## Exercise objective
Give only the number of lines below that contain the word "text".
%%
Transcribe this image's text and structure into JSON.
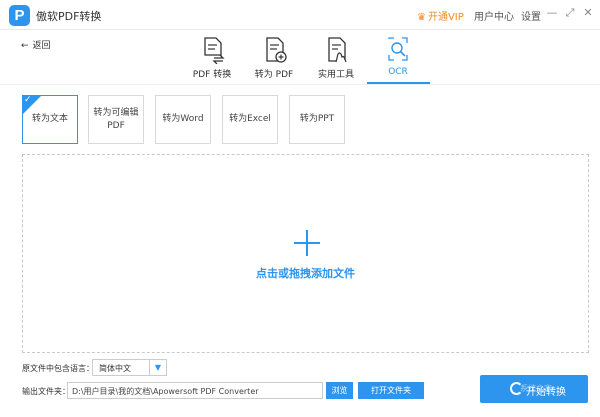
{
  "app": {
    "logo_letter": "P",
    "title": "傲软PDF转换"
  },
  "titlebar": {
    "vip_label": "开通VIP",
    "user_center": "用户中心",
    "settings": "设置",
    "min": "—",
    "max": "⤢",
    "close": "✕"
  },
  "nav": {
    "back_label": "返回"
  },
  "tabs": [
    {
      "label": "PDF 转换"
    },
    {
      "label": "转为 PDF"
    },
    {
      "label": "实用工具"
    },
    {
      "label": "OCR"
    }
  ],
  "options": [
    {
      "label": "转为文本"
    },
    {
      "label": "转为可编辑PDF"
    },
    {
      "label": "转为Word"
    },
    {
      "label": "转为Excel"
    },
    {
      "label": "转为PPT"
    }
  ],
  "dropzone": {
    "text": "点击或拖拽添加文件"
  },
  "language": {
    "label": "原文件中包含语言：",
    "value": "简体中文"
  },
  "output": {
    "label": "输出文件夹：",
    "path": "D:\\用户目录\\我的文档\\Apowersoft PDF Converter",
    "browse": "浏览",
    "open_folder": "打开文件夹"
  },
  "start_button": "开始转换",
  "watermark": "系统之家",
  "colors": {
    "accent": "#2e95ee",
    "vip": "#f48a1d"
  }
}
%%
## Task answer
2